# [Text segment]
Invitation Homes Inc., a Maryland-based REIT, files its Annual Report describing a large single-family rental housing platform. As of December 31, 2025, it wholly owns 86,192 homes, jointly owns 8,006, and manages 15,866 additional homes across 16 core U.S. markets.
The company emphasizes a vertically integrated model covering acquisition, development, renovation, leasing, and maintenance, supported by local market teams and centralized technology. It highlights partnerships with homebuilders, an internal builder (ResiBuilt), and a developer lending program to expand supply of purpose-built rental homes.
Key risk themes include macroeconomic conditions and inflation, rising property taxes and insurance, regulatory and political scrutiny of institutional single-family ownership, tenant-rights and rent regulations, climate and natural disaster exposure, cybersecurity and data privacy, and maintaining REIT status. As of February 18, 2026, 609,386,093 common shares were outstanding, and as of June 30, 2025, non-affiliate market value was approximately $20.1 billion.
Invitation Homes Inc. reported steady growth for Q4 and full-year 2025 and issued its 2026 outlook. Q4 2025 diluted EPS was $0.24 versus $0.23 a year earlier, with total quarterly revenues rising to $685 million from $659 million. Full-year 2025 diluted EPS increased to $0.96 from $0.74 as revenues reached $2,729 million, up from $2,619 million.
Key REIT metrics improved modestly: 2025 Core FFO per share rose to $1.91 from $1.88 and AFFO per share to $1.63 from $1.60, while Same Store NOI grew 2.3% on 2.4% Same Store Core Revenue growth. The company closed 2025 with 110,064 homes owned and/or managed, $1,735 million of available liquidity, net debt/TTM adjusted EBITDAre of 5.3x, and no debt maturing before June 2027. In January 2026 it acquired build-to-rent developer ResiBuilt for $89 million plus up to $7.5 million in earn-outs, expected to be modestly accretive to 2026 AFFO per share. Management’s 2026 guidance targets Core FFO per share of $1.90–$1.98 and AFFO per share of $1.60–$1.68, and the board has authorized a $500 million share repurchase program, of which about $100 million has been used to repurchase 3,635,324 shares.

# [Instructions]
**A)** In the Invitation Homes summary, what price did the company pay to acquire ResiBuilt in January 2026?
**B)** Resume the Invitation Homes summary, picking up after its closing sentence on the share repurchase program.

[Items from a data source]
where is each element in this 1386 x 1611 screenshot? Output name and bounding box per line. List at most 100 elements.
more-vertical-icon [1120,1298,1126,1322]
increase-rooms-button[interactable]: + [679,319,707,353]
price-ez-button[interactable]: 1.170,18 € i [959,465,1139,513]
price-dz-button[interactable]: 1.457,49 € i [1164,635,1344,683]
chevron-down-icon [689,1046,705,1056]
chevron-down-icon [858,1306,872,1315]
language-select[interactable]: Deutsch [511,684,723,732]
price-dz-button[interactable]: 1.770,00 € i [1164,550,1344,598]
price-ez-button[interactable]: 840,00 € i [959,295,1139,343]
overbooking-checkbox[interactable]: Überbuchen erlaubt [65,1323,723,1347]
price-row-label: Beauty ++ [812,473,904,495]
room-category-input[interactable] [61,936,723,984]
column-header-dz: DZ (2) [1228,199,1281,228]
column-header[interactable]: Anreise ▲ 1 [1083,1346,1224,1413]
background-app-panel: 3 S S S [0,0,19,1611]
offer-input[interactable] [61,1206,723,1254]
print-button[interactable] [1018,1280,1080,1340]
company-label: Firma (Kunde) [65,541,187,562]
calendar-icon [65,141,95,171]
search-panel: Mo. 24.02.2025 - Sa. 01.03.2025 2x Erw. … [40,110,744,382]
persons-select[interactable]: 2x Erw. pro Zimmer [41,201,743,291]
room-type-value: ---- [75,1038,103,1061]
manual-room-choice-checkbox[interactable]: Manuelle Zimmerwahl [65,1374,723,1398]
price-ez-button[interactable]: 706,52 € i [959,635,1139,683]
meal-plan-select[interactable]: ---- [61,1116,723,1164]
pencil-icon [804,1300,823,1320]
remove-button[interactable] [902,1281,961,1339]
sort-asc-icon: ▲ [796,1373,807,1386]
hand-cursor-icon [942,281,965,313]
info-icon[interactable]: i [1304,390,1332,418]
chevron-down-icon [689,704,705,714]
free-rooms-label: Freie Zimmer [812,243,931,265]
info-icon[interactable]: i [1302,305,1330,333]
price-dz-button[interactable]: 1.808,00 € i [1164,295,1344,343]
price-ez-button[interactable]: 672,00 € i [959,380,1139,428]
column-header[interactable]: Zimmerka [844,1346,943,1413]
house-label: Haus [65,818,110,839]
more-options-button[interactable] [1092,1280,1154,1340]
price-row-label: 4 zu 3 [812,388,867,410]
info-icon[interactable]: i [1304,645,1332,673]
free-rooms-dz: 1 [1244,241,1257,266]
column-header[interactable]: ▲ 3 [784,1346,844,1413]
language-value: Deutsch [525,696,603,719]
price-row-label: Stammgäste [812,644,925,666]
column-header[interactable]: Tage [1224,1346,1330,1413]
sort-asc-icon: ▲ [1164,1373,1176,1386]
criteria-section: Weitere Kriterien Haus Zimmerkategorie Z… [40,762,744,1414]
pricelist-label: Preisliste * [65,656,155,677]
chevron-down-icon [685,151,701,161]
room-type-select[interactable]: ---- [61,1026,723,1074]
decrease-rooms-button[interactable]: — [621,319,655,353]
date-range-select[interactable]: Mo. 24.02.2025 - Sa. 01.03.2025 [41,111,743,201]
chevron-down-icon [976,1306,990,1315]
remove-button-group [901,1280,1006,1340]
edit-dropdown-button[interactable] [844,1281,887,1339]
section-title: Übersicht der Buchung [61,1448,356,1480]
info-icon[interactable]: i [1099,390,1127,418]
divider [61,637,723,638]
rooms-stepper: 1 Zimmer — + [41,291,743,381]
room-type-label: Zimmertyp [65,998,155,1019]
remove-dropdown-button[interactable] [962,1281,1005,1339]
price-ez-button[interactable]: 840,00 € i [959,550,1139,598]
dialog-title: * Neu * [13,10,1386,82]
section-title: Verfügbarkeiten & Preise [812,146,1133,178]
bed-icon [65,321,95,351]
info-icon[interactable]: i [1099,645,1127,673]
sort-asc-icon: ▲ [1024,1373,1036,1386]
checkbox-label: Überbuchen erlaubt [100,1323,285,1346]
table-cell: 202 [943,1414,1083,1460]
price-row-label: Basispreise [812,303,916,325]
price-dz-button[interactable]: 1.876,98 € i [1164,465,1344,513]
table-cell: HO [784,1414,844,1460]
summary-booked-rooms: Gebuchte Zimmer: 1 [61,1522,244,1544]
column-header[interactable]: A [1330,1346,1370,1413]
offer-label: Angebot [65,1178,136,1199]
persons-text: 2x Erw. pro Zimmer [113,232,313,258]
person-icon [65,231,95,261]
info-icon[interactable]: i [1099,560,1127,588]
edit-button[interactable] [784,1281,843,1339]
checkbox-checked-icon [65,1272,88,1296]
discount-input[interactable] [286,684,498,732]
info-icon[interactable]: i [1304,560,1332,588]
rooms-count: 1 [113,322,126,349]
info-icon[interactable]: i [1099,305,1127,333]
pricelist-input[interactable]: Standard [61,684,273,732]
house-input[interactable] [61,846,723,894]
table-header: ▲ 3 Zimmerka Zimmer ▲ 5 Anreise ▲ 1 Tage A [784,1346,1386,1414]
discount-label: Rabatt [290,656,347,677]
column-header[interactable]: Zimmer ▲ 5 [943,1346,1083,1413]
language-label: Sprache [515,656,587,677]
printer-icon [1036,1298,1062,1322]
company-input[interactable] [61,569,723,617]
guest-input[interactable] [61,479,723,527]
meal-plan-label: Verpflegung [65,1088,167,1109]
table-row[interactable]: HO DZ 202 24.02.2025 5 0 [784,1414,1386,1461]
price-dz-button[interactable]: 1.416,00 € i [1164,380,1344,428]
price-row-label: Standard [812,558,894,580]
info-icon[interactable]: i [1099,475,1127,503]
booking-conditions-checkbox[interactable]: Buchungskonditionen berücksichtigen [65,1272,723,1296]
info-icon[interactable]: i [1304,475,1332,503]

# [List of answers]
**A)** $89 million plus up to $7.5 million in earn-outs.

**B)**
Cohen & Steers, Inc. filed an amended Schedule 13G reporting a significant passive stake in Invitation Homes, Inc. common stock. As of 12/31/2025, Cohen & Steers, Inc. beneficially owned 57,464,854 shares, representing 9.37% of the class, with sole voting power over 43,398,454 shares.
The stake is held through several affiliated investment advisers, including Cohen & Steers Capital Management, Inc., Cohen & Steers UK Ltd, Cohen & Steers Asia Ltd, and Cohen & Steers Ireland Ltd, for the benefit of their account holders. The filing certifies that the shares are held in the ordinary course of business and not for the purpose of changing or influencing control of Invitation Homes.
Invitation Homes Inc. reported that Mark Solls, its Executive Vice President, Chief Legal Officer and Secretary, has informed the board of his plan to retire by the end of fiscal 2026. His retirement will become effective once a successor is appointed. After that, he has agreed to stay on in an advisory role, helping transition his responsibilities and providing strategic advice to the President and Chief Executive Officer and senior management.
The company has started a comprehensive search for a new Chief Legal Officer and Secretary and will evaluate both internal and external candidates, with the final decision to be announced publicly when required. The company stated that Mr. Solls’ decision to retire is not due to any disagreement regarding its strategy, operations, performance, policies, or practices.